--- START OF RECORDS FOR PROCESSING ---
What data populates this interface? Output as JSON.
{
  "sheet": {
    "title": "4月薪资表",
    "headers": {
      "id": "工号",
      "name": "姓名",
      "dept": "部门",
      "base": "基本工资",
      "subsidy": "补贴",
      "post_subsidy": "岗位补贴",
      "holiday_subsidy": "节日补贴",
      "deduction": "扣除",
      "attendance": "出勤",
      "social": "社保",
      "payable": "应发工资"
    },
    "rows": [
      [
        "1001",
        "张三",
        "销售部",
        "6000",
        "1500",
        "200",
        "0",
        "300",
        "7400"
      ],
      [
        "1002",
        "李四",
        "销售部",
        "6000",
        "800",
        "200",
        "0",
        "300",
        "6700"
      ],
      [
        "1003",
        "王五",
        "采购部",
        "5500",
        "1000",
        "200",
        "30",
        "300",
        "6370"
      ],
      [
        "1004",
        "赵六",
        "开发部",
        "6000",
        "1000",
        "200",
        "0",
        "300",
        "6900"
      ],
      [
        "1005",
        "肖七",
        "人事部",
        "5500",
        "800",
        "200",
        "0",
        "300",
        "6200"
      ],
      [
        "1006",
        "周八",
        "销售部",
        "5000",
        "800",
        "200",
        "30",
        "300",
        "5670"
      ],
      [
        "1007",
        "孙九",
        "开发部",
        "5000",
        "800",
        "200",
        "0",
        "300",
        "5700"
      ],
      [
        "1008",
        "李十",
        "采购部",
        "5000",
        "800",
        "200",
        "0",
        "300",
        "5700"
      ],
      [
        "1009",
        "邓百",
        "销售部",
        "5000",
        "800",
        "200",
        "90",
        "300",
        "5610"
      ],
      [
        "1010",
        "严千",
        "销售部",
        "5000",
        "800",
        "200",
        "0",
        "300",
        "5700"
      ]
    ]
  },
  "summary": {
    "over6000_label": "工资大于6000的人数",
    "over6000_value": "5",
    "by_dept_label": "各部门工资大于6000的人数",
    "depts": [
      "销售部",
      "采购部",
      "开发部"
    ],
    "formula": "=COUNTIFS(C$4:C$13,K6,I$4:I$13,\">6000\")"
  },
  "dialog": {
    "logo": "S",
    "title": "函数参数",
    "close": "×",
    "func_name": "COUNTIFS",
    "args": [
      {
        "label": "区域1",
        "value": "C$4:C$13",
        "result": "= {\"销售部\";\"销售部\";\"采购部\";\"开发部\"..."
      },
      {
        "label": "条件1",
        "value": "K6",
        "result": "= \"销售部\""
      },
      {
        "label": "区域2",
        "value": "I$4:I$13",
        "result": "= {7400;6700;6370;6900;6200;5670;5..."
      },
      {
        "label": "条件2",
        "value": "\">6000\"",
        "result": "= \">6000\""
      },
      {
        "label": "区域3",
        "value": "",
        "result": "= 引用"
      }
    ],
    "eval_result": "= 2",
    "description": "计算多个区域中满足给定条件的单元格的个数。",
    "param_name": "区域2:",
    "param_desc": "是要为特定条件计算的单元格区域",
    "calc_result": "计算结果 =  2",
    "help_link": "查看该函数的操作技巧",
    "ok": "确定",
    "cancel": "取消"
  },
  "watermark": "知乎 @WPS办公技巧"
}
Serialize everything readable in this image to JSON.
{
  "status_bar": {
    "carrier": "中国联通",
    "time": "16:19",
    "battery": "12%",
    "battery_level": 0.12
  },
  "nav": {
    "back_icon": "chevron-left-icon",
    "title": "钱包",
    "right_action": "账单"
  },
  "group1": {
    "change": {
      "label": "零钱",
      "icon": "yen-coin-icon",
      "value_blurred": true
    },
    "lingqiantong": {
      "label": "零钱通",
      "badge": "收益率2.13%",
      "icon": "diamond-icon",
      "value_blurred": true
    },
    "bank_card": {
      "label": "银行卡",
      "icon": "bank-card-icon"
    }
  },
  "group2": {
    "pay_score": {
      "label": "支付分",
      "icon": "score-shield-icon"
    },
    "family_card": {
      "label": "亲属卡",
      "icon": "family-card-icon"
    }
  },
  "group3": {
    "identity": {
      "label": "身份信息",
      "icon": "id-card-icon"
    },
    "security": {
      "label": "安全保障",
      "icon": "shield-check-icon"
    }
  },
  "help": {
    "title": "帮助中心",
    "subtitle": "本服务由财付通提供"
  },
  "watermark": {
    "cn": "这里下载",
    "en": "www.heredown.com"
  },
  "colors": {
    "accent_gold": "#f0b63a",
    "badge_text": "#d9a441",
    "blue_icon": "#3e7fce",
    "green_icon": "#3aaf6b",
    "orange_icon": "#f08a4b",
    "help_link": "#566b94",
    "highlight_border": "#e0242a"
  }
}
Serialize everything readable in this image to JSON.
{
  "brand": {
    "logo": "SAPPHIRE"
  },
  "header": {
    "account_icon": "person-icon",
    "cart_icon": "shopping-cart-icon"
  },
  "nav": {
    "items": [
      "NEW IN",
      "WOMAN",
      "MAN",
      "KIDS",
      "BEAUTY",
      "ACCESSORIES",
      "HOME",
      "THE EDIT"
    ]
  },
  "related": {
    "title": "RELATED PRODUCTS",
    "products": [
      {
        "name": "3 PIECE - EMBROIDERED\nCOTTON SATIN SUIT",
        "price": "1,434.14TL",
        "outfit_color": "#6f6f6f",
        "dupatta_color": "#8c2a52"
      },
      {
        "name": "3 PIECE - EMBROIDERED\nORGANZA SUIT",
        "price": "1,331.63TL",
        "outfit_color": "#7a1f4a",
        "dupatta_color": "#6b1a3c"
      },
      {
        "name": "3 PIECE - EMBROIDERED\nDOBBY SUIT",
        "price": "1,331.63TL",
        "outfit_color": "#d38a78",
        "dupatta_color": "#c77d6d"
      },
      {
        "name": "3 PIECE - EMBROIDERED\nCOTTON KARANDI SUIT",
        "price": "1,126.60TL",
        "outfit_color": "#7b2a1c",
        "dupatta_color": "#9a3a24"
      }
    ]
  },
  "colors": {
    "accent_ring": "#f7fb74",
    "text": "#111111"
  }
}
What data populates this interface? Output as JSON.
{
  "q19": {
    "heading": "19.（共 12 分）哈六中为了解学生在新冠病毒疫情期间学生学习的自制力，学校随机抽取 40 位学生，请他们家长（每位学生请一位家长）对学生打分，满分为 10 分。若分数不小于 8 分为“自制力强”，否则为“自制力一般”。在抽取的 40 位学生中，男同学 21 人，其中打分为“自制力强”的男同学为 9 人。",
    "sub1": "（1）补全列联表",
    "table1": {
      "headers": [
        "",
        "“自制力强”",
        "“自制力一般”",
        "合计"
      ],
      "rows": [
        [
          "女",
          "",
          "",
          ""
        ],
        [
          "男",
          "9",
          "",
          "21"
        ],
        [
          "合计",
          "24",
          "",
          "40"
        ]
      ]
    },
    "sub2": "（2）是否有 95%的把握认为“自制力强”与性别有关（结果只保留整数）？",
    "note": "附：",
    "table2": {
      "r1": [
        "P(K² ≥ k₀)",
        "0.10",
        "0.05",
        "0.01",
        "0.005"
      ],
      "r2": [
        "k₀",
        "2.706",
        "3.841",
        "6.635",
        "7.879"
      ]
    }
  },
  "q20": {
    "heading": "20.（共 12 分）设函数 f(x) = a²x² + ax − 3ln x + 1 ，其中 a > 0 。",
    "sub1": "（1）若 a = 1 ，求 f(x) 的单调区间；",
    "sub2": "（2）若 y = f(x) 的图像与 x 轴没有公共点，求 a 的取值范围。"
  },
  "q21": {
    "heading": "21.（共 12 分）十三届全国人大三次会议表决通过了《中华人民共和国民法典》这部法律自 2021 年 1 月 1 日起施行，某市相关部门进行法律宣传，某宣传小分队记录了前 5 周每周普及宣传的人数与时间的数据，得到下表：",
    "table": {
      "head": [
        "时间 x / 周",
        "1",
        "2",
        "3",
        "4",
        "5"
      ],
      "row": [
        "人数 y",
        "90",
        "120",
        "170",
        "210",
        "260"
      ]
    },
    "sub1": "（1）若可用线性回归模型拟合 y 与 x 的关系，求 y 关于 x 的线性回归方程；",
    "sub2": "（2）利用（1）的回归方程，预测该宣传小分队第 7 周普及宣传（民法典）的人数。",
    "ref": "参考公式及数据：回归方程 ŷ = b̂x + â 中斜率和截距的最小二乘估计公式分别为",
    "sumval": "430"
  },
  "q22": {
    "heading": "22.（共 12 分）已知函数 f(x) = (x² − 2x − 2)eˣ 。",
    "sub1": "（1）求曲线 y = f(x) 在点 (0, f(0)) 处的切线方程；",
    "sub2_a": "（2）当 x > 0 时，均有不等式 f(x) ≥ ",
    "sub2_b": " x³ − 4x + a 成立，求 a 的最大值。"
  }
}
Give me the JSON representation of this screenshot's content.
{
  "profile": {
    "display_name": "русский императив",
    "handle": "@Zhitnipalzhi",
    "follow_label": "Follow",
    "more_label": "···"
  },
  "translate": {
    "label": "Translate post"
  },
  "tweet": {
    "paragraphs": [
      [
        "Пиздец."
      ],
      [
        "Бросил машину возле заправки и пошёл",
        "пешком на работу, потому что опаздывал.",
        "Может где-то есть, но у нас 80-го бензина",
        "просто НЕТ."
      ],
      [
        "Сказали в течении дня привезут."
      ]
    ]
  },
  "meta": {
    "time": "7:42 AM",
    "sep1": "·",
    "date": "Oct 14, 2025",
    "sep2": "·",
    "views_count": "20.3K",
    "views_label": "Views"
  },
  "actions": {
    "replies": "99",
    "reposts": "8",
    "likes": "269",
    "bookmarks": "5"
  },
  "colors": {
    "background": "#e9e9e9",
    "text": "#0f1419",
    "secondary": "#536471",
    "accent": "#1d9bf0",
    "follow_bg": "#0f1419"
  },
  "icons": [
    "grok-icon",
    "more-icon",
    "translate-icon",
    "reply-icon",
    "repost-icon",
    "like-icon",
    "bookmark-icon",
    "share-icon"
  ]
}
--- END OF RECORDS FOR PROCESSING ---
WHAT TO WORK ON
Return each line where "SUIT" shows up.

ANSWER TO THIS TASK
        "name": "3 PIECE - EMBROIDERED\nCOTTON SATIN SUIT",
        "name": "3 PIECE - EMBROIDERED\nORGANZA SUIT",
        "name": "3 PIECE - EMBROIDERED\nDOBBY SUIT",
        "name": "3 PIECE - EMBROIDERED\nCOTTON KARANDI SUIT",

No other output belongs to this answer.